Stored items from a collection
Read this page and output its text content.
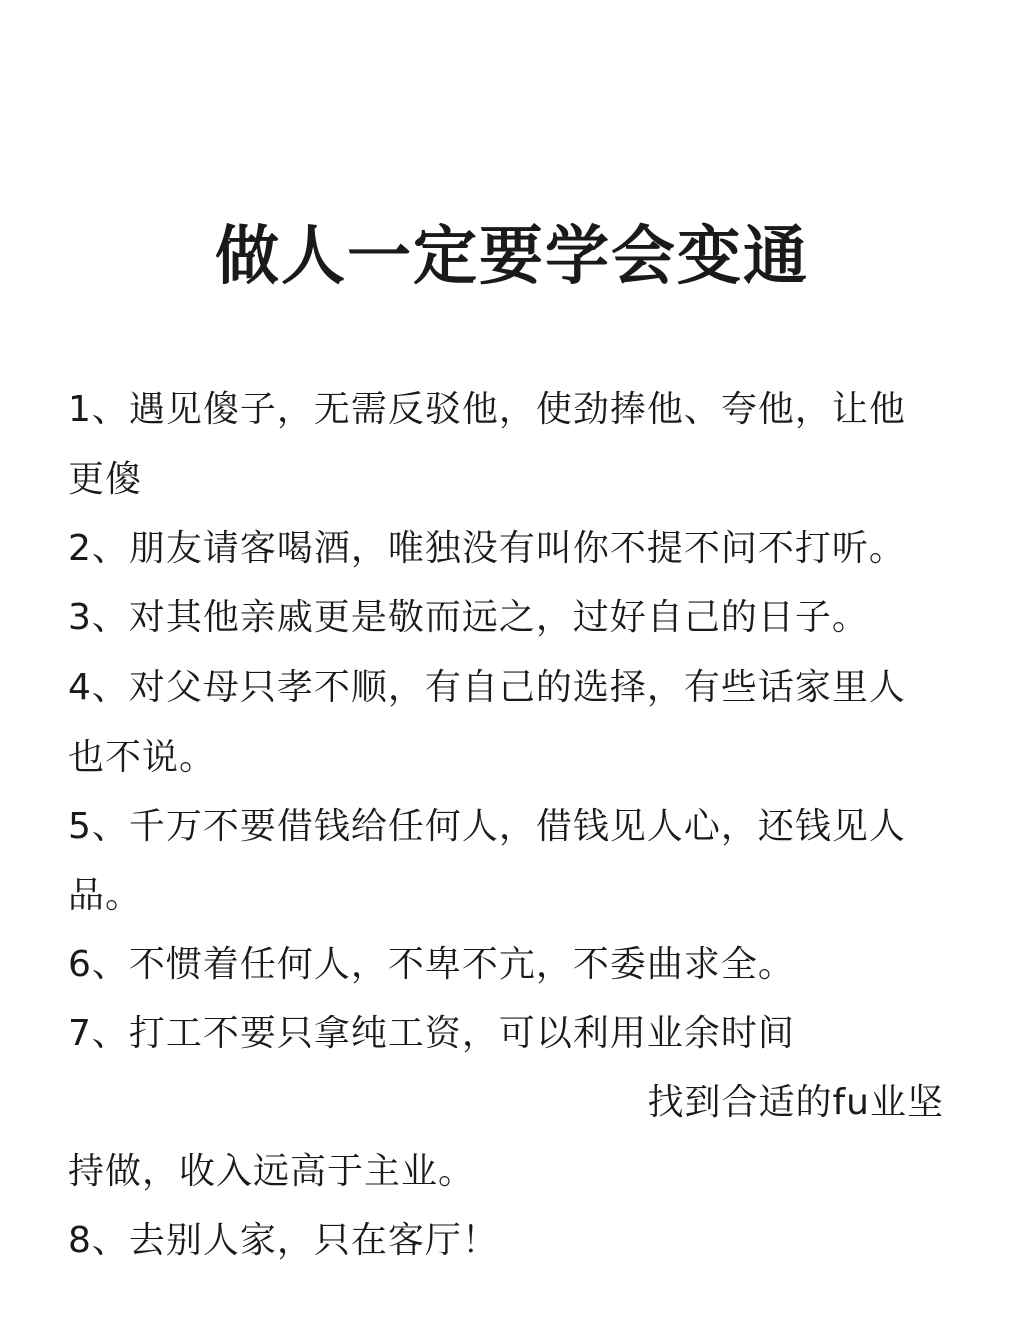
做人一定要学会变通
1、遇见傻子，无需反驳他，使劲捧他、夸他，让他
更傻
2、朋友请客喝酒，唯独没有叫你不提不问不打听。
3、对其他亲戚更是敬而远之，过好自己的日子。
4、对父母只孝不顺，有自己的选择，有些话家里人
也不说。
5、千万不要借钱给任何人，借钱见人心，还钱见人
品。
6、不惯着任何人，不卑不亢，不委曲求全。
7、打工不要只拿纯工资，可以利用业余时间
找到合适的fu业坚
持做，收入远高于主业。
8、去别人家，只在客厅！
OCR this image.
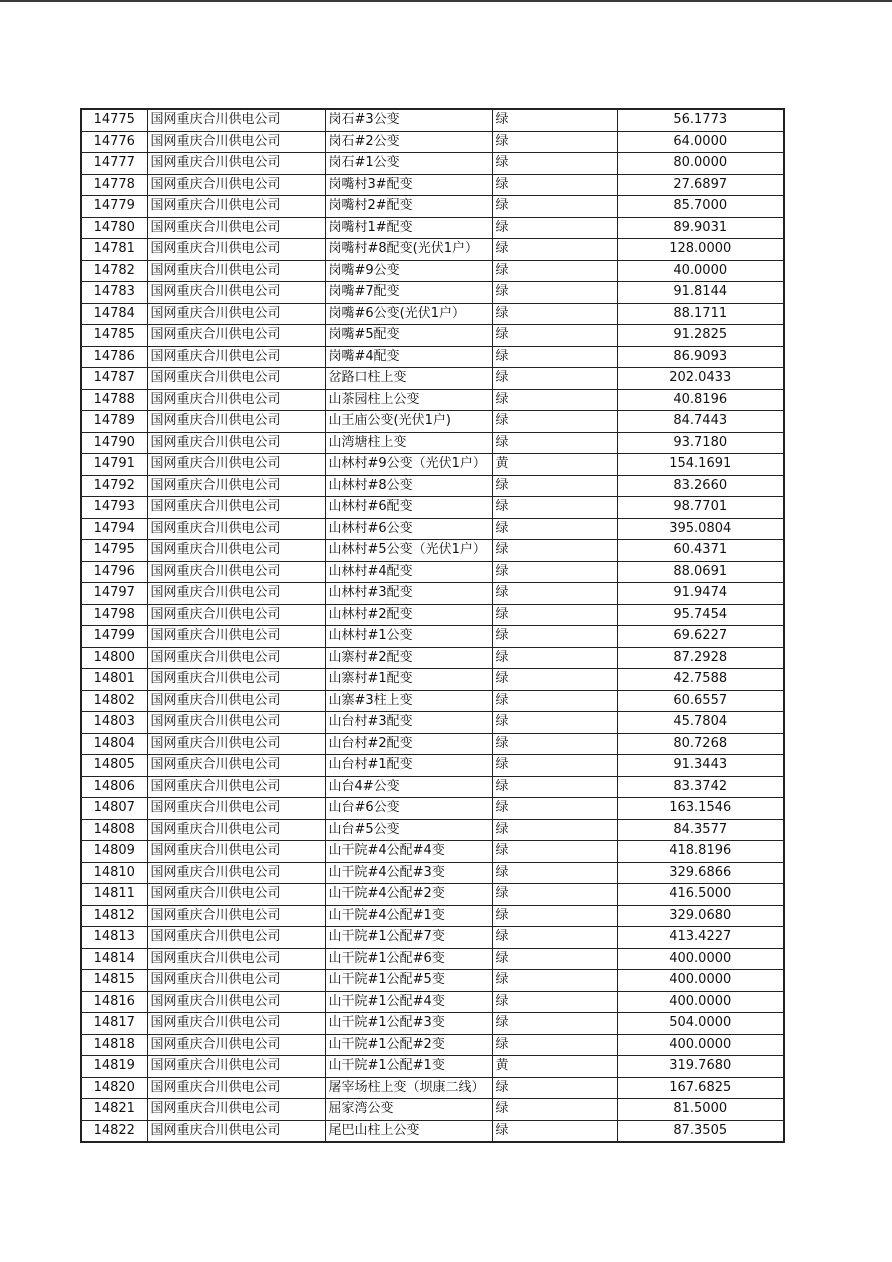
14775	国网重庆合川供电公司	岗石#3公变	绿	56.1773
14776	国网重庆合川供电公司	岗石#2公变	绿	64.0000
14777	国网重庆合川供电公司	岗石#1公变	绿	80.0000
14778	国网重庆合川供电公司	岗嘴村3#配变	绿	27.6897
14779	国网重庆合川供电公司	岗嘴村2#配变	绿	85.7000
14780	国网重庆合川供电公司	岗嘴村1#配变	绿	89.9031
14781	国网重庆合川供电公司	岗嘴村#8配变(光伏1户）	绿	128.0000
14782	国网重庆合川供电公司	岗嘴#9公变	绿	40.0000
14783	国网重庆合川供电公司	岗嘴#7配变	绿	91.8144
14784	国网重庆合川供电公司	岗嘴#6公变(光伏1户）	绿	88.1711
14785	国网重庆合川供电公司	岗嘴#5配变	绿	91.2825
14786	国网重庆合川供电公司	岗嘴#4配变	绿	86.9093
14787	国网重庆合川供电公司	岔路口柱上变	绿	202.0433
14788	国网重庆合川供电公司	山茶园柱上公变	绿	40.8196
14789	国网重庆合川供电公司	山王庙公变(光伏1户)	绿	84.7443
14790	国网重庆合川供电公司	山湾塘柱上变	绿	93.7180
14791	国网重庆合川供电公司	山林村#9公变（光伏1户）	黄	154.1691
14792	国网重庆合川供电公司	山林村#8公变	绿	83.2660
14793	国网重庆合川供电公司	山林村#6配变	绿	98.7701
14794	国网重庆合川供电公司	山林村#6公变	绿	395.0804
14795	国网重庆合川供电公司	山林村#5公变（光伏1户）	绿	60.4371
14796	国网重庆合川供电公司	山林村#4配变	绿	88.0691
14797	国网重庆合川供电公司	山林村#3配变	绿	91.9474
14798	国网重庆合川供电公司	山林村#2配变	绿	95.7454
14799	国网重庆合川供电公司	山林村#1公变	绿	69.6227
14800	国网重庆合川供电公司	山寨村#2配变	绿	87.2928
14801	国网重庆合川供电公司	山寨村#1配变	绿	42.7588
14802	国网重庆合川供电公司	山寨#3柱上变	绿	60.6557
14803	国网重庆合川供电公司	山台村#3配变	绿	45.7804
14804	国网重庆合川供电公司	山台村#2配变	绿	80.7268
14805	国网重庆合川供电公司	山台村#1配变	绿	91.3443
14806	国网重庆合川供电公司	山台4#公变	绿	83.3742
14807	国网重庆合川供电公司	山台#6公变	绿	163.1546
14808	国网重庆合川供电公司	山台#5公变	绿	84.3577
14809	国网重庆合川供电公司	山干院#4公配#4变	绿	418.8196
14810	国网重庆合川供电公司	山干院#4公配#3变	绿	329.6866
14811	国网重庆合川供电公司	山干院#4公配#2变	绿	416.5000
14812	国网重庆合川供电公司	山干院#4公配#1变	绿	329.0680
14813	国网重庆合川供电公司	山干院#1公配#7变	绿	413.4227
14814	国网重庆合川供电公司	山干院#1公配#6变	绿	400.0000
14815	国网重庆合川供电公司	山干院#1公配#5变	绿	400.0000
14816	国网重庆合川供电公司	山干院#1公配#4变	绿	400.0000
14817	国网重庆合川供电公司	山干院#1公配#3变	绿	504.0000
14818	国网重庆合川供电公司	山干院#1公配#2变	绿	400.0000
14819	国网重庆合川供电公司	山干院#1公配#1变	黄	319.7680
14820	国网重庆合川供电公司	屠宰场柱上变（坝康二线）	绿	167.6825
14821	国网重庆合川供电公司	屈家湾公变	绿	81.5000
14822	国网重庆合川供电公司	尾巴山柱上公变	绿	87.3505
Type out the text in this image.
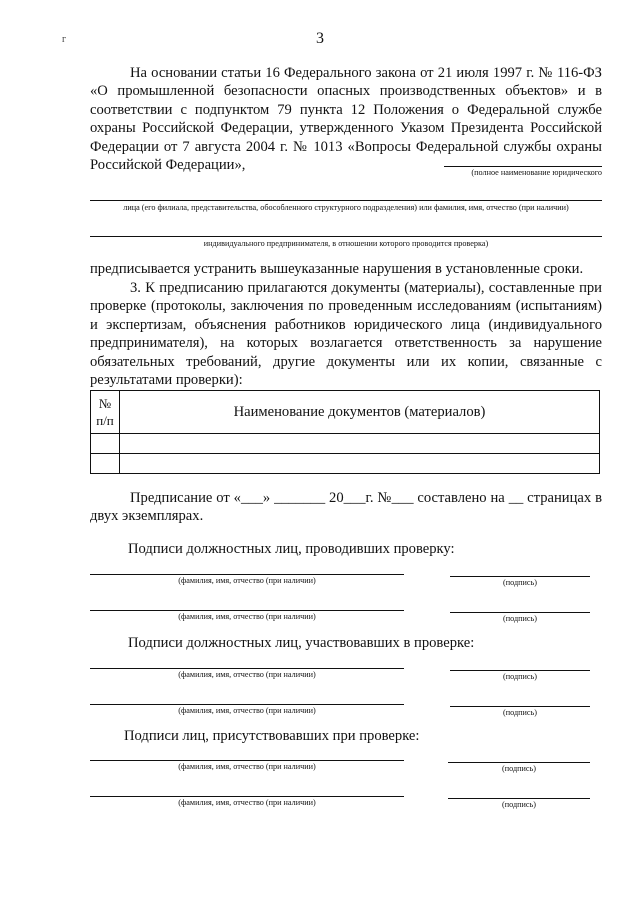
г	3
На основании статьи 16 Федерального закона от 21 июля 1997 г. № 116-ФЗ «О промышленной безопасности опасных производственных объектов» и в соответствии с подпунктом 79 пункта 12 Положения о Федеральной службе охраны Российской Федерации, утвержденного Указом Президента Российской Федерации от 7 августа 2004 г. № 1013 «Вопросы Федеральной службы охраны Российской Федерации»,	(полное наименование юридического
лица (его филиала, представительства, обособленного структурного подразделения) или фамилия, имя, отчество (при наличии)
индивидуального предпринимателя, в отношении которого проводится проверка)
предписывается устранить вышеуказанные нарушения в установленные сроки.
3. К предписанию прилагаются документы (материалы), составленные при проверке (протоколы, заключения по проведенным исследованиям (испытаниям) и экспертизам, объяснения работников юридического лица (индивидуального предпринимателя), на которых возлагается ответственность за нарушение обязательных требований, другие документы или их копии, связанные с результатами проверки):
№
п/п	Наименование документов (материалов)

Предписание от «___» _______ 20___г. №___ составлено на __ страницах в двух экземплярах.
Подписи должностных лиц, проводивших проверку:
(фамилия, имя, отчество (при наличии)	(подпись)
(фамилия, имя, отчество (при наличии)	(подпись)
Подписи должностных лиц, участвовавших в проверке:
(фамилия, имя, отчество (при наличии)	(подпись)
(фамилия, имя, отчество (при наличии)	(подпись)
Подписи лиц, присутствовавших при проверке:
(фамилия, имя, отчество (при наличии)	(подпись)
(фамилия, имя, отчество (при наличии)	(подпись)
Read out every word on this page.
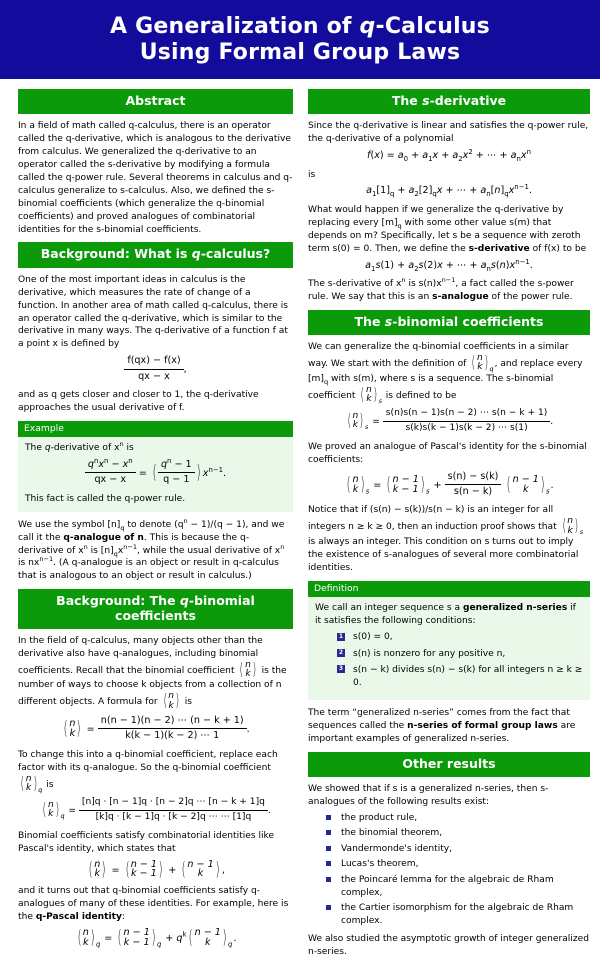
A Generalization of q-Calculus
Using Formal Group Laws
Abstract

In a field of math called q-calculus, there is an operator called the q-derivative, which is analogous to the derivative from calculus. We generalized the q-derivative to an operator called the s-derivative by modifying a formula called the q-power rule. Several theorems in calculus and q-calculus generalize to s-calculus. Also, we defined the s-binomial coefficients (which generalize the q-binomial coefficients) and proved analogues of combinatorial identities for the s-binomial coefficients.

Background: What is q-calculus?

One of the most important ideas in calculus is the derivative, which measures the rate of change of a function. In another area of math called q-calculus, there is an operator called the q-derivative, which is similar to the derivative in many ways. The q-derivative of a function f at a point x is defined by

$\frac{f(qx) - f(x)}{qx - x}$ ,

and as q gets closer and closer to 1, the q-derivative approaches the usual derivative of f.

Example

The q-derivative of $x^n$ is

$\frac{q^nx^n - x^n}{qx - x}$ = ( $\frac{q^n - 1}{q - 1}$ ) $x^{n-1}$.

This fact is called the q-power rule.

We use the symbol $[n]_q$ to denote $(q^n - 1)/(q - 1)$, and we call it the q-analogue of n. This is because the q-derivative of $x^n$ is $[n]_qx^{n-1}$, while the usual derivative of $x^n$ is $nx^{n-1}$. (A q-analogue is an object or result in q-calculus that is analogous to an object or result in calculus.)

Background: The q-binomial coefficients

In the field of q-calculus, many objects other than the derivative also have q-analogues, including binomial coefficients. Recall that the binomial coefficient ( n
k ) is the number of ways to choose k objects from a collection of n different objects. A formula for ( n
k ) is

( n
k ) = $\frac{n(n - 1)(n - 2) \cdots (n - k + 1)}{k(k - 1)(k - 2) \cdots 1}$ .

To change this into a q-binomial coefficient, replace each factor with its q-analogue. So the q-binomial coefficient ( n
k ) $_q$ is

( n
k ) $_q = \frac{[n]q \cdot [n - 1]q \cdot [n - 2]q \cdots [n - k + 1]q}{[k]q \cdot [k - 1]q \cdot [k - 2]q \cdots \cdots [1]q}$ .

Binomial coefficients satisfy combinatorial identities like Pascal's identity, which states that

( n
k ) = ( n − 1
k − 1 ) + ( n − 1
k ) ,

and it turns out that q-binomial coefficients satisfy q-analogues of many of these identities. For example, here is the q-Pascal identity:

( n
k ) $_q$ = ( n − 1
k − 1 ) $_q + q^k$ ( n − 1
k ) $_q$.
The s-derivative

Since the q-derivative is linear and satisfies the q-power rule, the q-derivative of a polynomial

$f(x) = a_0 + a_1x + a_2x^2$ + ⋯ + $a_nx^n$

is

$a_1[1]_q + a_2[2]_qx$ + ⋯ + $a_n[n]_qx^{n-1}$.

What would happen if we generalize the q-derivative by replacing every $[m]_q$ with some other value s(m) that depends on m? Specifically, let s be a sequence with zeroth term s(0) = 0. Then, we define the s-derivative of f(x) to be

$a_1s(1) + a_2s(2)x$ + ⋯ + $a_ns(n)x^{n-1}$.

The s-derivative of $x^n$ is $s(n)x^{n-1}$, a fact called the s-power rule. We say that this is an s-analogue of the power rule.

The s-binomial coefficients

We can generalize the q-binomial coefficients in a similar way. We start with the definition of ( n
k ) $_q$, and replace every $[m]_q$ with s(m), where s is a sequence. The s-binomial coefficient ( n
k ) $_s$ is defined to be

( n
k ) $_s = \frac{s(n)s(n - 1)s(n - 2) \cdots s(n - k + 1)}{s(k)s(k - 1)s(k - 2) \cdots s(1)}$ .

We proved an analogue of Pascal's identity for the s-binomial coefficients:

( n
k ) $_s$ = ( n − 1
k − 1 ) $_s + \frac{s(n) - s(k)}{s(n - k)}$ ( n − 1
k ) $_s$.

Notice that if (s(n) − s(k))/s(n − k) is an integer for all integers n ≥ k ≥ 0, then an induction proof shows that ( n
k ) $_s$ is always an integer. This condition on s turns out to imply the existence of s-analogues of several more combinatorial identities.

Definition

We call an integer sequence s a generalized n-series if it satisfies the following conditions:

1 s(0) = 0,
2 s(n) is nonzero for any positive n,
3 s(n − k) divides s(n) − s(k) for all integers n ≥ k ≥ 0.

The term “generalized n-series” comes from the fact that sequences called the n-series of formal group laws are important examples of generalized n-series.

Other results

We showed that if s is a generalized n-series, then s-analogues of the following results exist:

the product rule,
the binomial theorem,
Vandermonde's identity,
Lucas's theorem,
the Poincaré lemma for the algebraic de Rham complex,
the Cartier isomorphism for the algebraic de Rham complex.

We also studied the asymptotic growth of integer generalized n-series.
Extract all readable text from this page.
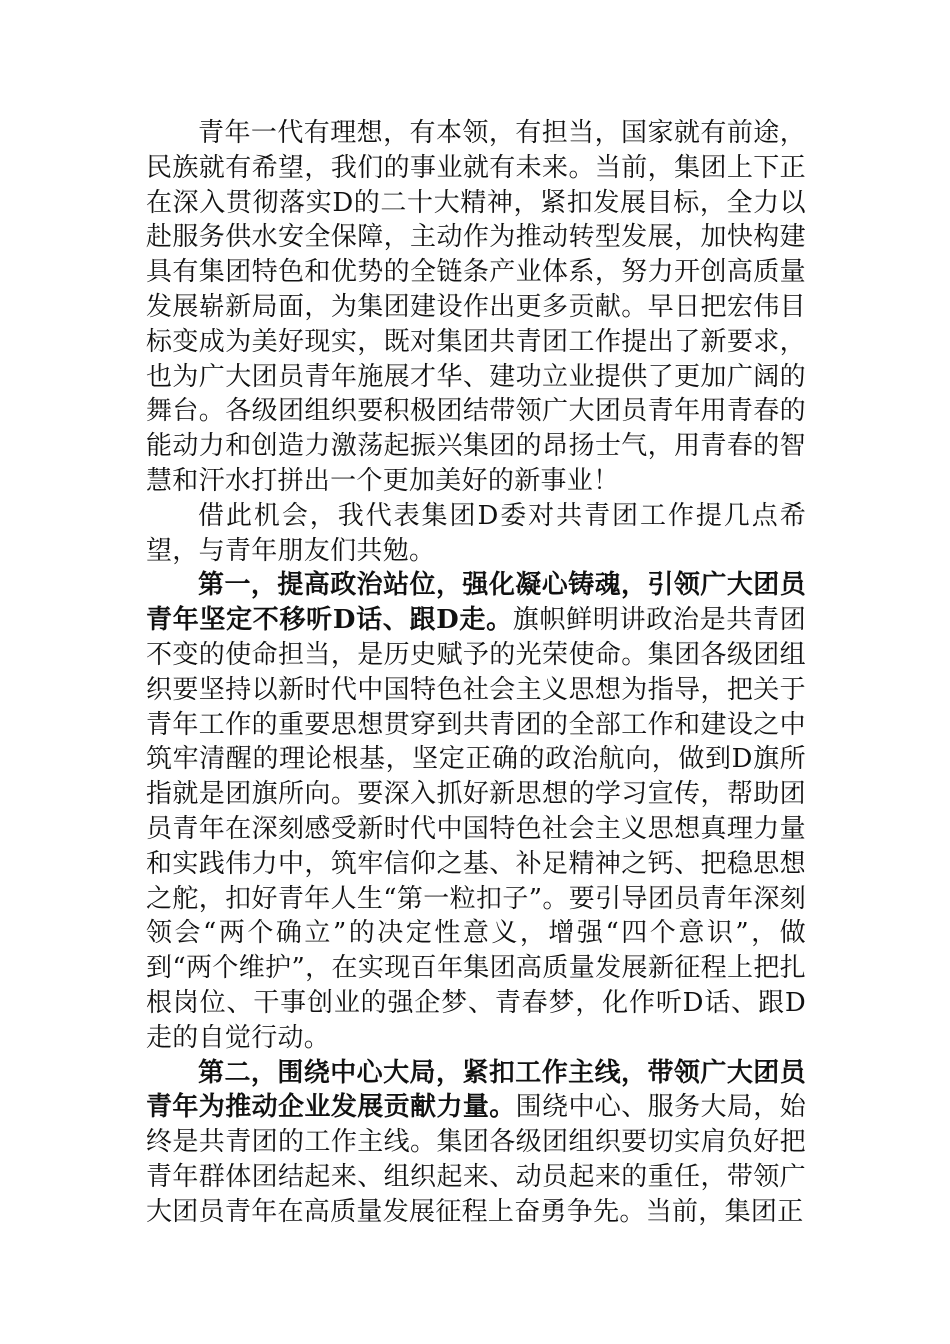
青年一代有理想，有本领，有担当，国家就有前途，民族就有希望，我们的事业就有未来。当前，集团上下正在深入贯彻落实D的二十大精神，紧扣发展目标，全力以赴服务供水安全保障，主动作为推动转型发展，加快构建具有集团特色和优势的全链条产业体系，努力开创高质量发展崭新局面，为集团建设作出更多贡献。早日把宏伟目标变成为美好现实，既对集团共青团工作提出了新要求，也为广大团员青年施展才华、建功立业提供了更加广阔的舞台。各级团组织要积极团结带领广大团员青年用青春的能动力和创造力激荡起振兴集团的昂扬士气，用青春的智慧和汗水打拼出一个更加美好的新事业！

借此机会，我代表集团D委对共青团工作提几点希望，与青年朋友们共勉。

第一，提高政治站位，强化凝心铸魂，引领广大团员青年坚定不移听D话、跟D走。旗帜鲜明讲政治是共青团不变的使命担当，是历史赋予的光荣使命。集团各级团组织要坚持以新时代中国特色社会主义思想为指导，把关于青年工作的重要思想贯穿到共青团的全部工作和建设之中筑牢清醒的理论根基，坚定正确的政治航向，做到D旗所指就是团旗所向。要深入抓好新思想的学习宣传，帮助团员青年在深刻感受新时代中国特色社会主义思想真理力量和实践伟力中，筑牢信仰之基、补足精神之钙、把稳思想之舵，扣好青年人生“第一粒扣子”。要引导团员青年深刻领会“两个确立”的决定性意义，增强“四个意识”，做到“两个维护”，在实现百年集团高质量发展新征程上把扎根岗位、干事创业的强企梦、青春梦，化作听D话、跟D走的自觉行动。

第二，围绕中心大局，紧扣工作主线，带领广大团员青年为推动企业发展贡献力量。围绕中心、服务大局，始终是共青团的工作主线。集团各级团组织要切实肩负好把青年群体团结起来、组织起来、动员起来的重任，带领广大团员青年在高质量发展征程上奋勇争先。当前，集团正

### EXERCISE
Write out only the lines from the line containing "Extract all readable text from this page." through the end of the material above, both end lines included. Pictures are not written out.

### EXERCISE SOLUTION
Extract all readable text from this page.
青年一代有理想，有本领，有担当，国家就有前途，民族就有希望，我们的事业就有未来。当前，集团上下正在深入贯彻落实D的二十大精神，紧扣发展目标，全力以赴服务供水安全保障，主动作为推动转型发展，加快构建具有集团特色和优势的全链条产业体系，努力开创高质量发展崭新局面，为集团建设作出更多贡献。早日把宏伟目标变成为美好现实，既对集团共青团工作提出了新要求，也为广大团员青年施展才华、建功立业提供了更加广阔的舞台。各级团组织要积极团结带领广大团员青年用青春的能动力和创造力激荡起振兴集团的昂扬士气，用青春的智慧和汗水打拼出一个更加美好的新事业！

借此机会，我代表集团D委对共青团工作提几点希望，与青年朋友们共勉。

第一，提高政治站位，强化凝心铸魂，引领广大团员青年坚定不移听D话、跟D走。旗帜鲜明讲政治是共青团不变的使命担当，是历史赋予的光荣使命。集团各级团组织要坚持以新时代中国特色社会主义思想为指导，把关于青年工作的重要思想贯穿到共青团的全部工作和建设之中筑牢清醒的理论根基，坚定正确的政治航向，做到D旗所指就是团旗所向。要深入抓好新思想的学习宣传，帮助团员青年在深刻感受新时代中国特色社会主义思想真理力量和实践伟力中，筑牢信仰之基、补足精神之钙、把稳思想之舵，扣好青年人生“第一粒扣子”。要引导团员青年深刻领会“两个确立”的决定性意义，增强“四个意识”，做到“两个维护”，在实现百年集团高质量发展新征程上把扎根岗位、干事创业的强企梦、青春梦，化作听D话、跟D走的自觉行动。

第二，围绕中心大局，紧扣工作主线，带领广大团员青年为推动企业发展贡献力量。围绕中心、服务大局，始终是共青团的工作主线。集团各级团组织要切实肩负好把青年群体团结起来、组织起来、动员起来的重任，带领广大团员青年在高质量发展征程上奋勇争先。当前，集团正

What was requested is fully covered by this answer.